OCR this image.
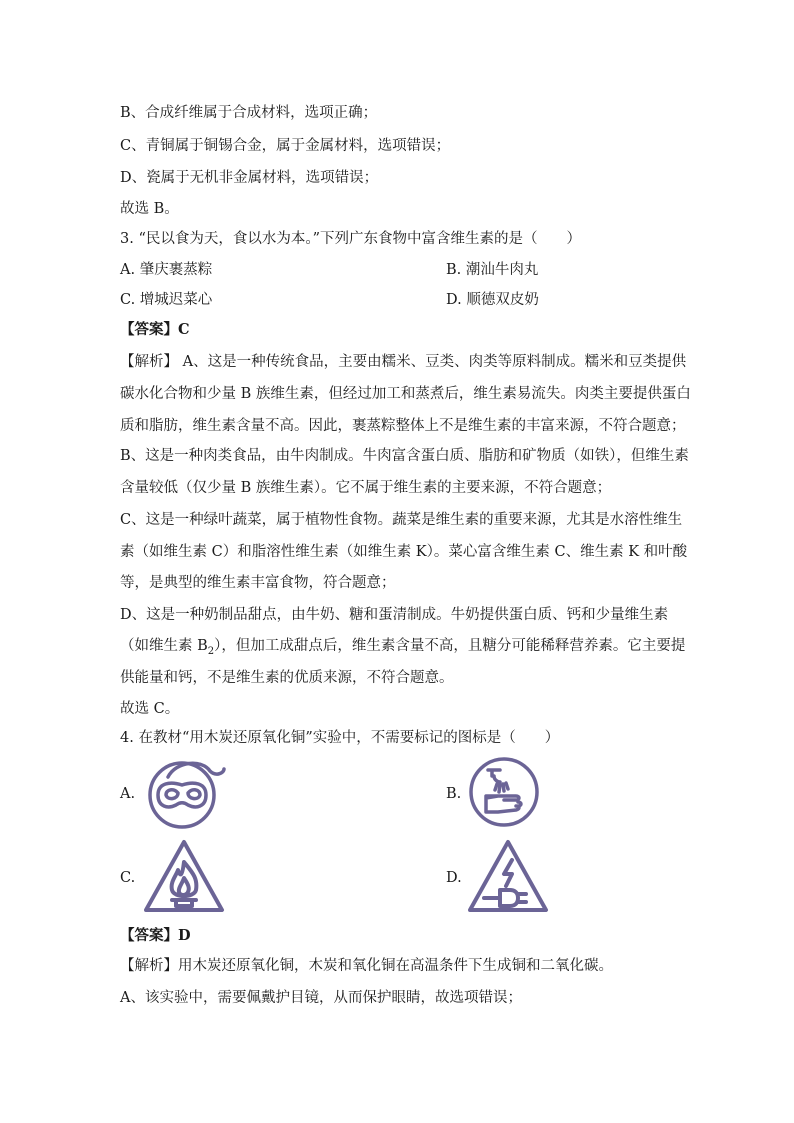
B、合成纤维属于合成材料，选项正确；
C、青铜属于铜锡合金，属于金属材料，选项错误；
D、瓷属于无机非金属材料，选项错误；
故选 B。
3. “民以食为天，食以水为本。”下列广东食物中富含维生素的是（　　）
A. 肇庆裹蒸粽	B. 潮汕牛肉丸
C. 增城迟菜心	D. 顺德双皮奶
【答案】C
【解析】 A、这是一种传统食品，主要由糯米、豆类、肉类等原料制成。糯米和豆类提供
碳水化合物和少量 B 族维生素，但经过加工和蒸煮后，维生素易流失。肉类主要提供蛋白
质和脂肪，维生素含量不高。因此，裹蒸粽整体上不是维生素的丰富来源，不符合题意；
B、这是一种肉类食品，由牛肉制成。牛肉富含蛋白质、脂肪和矿物质（如铁），但维生素
含量较低（仅少量 B 族维生素）。它不属于维生素的主要来源，不符合题意；
C、这是一种绿叶蔬菜，属于植物性食物。蔬菜是维生素的重要来源，尤其是水溶性维生
素（如维生素 C）和脂溶性维生素（如维生素 K）。菜心富含维生素 C、维生素 K 和叶酸
等，是典型的维生素丰富食物，符合题意；
D、这是一种奶制品甜点，由牛奶、糖和蛋清制成。牛奶提供蛋白质、钙和少量维生素
（如维生素 $B_2$），但加工成甜点后，维生素含量不高，且糖分可能稀释营养素。它主要提
供能量和钙，不是维生素的优质来源，不符合题意。
故选 C。
4. 在教材“用木炭还原氧化铜”实验中，不需要标记的图标是（　　）
A.	B.
C.	D.
【答案】D
【解析】用木炭还原氧化铜，木炭和氧化铜在高温条件下生成铜和二氧化碳。
A、该实验中，需要佩戴护目镜，从而保护眼睛，故选项错误；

_ _ _

:: Task objective ::
Leave out the pictures and print each record exactly as it stands.

:: Solution to this task ::
OCR this image.
B、合成纤维属于合成材料，选项正确；
C、青铜属于铜锡合金，属于金属材料，选项错误；
D、瓷属于无机非金属材料，选项错误；
故选 B。
3. “民以食为天，食以水为本。”下列广东食物中富含维生素的是（　　）
A. 肇庆裹蒸粽	B. 潮汕牛肉丸
C. 增城迟菜心	D. 顺德双皮奶
【答案】C
【解析】 A、这是一种传统食品，主要由糯米、豆类、肉类等原料制成。糯米和豆类提供
碳水化合物和少量 B 族维生素，但经过加工和蒸煮后，维生素易流失。肉类主要提供蛋白
质和脂肪，维生素含量不高。因此，裹蒸粽整体上不是维生素的丰富来源，不符合题意；
B、这是一种肉类食品，由牛肉制成。牛肉富含蛋白质、脂肪和矿物质（如铁），但维生素
含量较低（仅少量 B 族维生素）。它不属于维生素的主要来源，不符合题意；
C、这是一种绿叶蔬菜，属于植物性食物。蔬菜是维生素的重要来源，尤其是水溶性维生
素（如维生素 C）和脂溶性维生素（如维生素 K）。菜心富含维生素 C、维生素 K 和叶酸
等，是典型的维生素丰富食物，符合题意；
D、这是一种奶制品甜点，由牛奶、糖和蛋清制成。牛奶提供蛋白质、钙和少量维生素
（如维生素 $B_2$），但加工成甜点后，维生素含量不高，且糖分可能稀释营养素。它主要提
供能量和钙，不是维生素的优质来源，不符合题意。
故选 C。
4. 在教材“用木炭还原氧化铜”实验中，不需要标记的图标是（　　）
A.	B.
C.	D.
【答案】D
【解析】用木炭还原氧化铜，木炭和氧化铜在高温条件下生成铜和二氧化碳。
A、该实验中，需要佩戴护目镜，从而保护眼睛，故选项错误；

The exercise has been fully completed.